__Exercise task__
Using the data beneath, show every line that includes the word "dieser".

(Dataset items)
---
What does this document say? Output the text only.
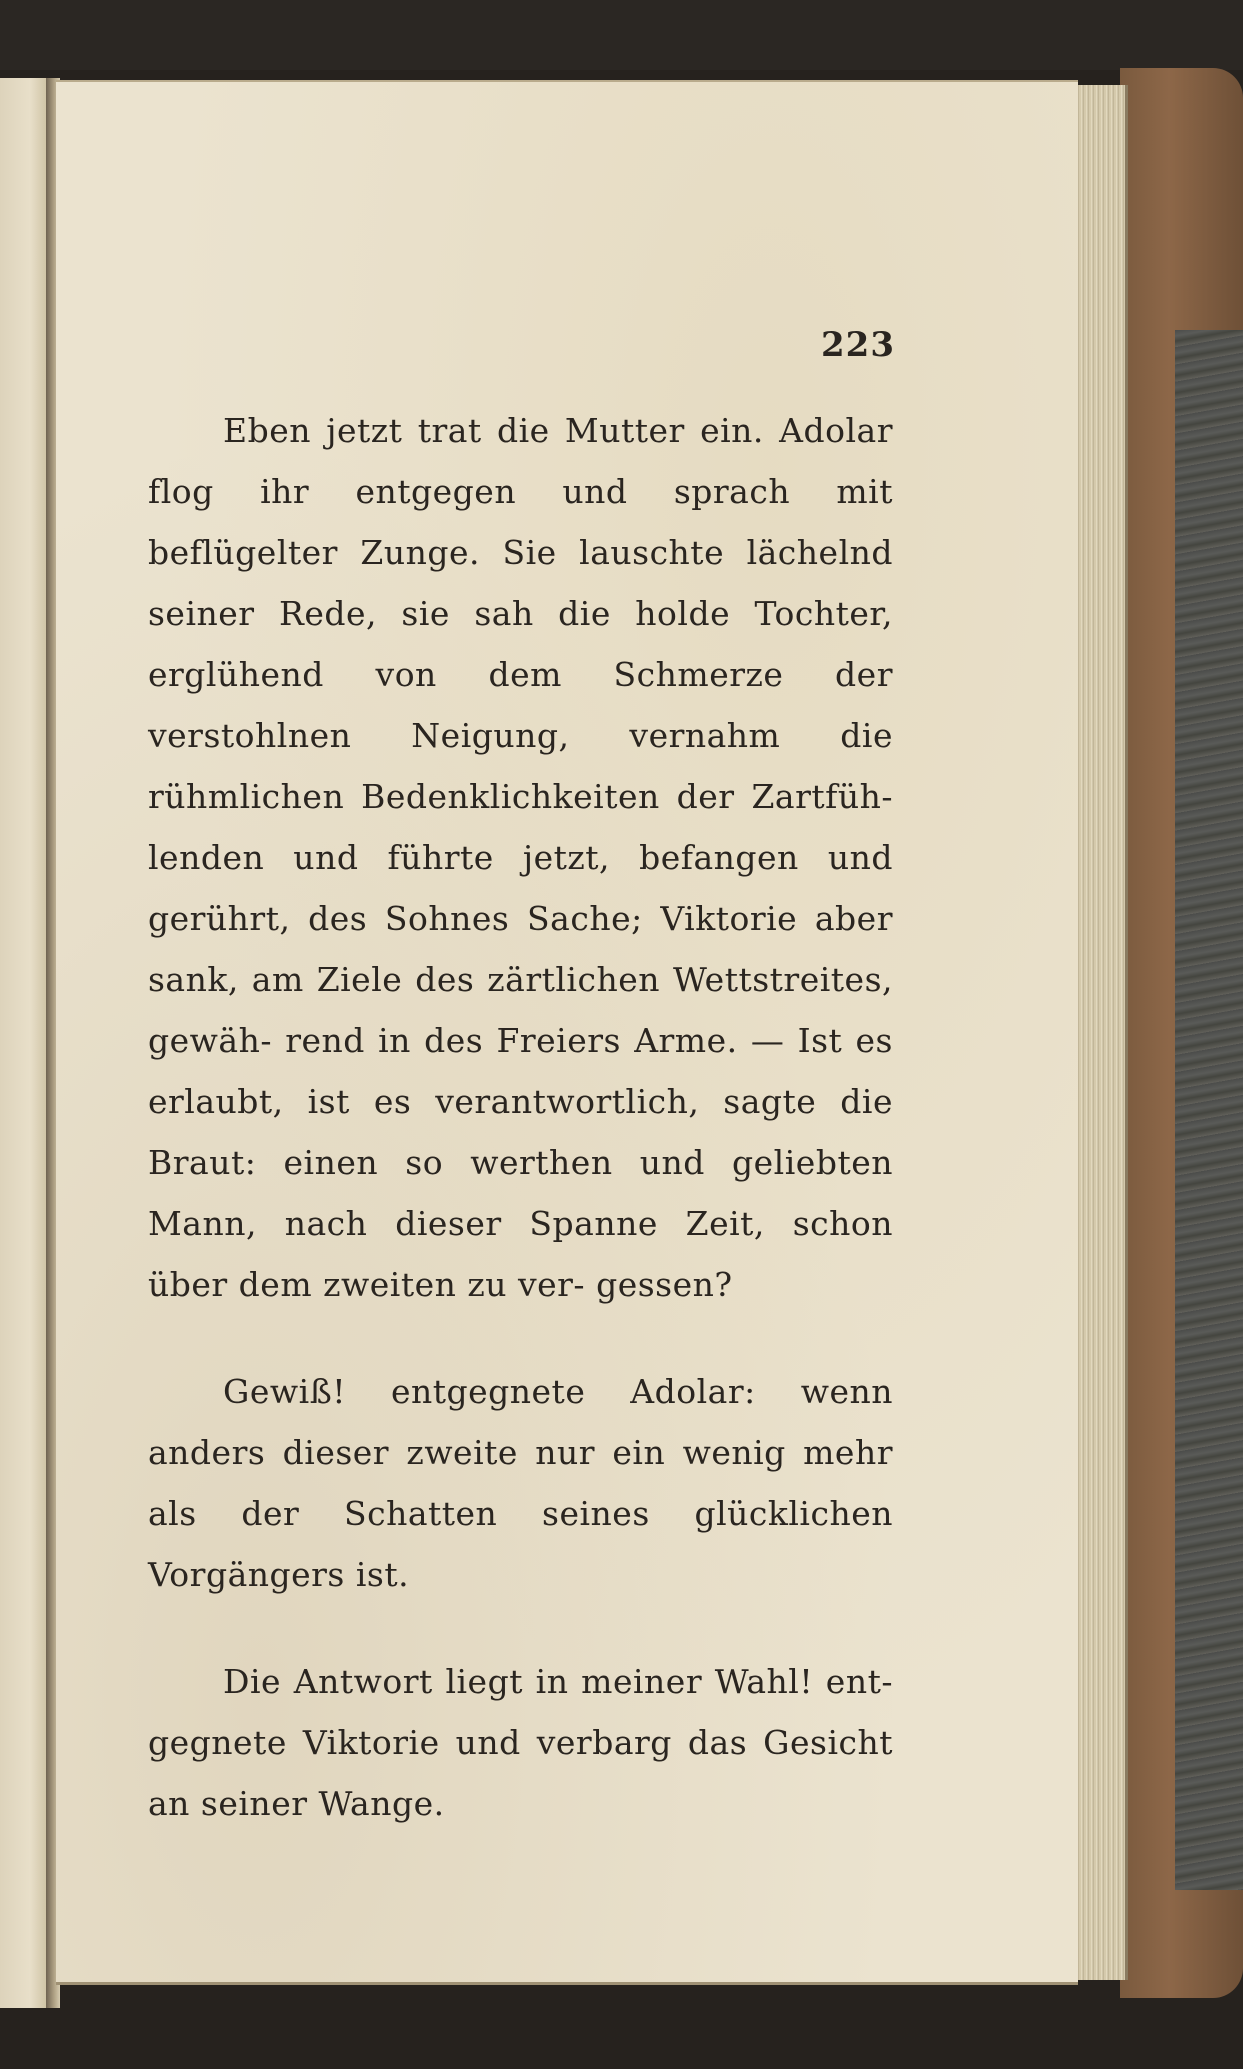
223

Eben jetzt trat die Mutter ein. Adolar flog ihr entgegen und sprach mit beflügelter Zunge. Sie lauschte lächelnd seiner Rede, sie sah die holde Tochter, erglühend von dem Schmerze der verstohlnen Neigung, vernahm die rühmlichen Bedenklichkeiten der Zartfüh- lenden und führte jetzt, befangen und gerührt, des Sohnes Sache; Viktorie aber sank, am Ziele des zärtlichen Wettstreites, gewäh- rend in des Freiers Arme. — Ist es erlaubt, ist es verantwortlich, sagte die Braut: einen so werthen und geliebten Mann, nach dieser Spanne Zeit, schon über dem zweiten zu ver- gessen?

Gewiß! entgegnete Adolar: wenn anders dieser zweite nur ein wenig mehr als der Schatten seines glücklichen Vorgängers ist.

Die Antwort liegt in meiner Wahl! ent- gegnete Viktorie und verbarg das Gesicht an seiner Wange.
---
__Task solution__
Eben jetzt trat die Mutter ein. Adolar flog ihr entgegen und sprach mit beflügelter Zunge. Sie lauschte lächelnd seiner Rede, sie sah die holde Tochter, erglühend von dem Schmerze der verstohlnen Neigung, vernahm die rühmlichen Bedenklichkeiten der Zartfüh- lenden und führte jetzt, befangen und gerührt, des Sohnes Sache; Viktorie aber sank, am Ziele des zärtlichen Wettstreites, gewäh- rend in des Freiers Arme. — Ist es erlaubt, ist es verantwortlich, sagte die Braut: einen so werthen und geliebten Mann, nach dieser Spanne Zeit, schon über dem zweiten zu ver- gessen?
Gewiß! entgegnete Adolar: wenn anders dieser zweite nur ein wenig mehr als der Schatten seines glücklichen Vorgängers ist.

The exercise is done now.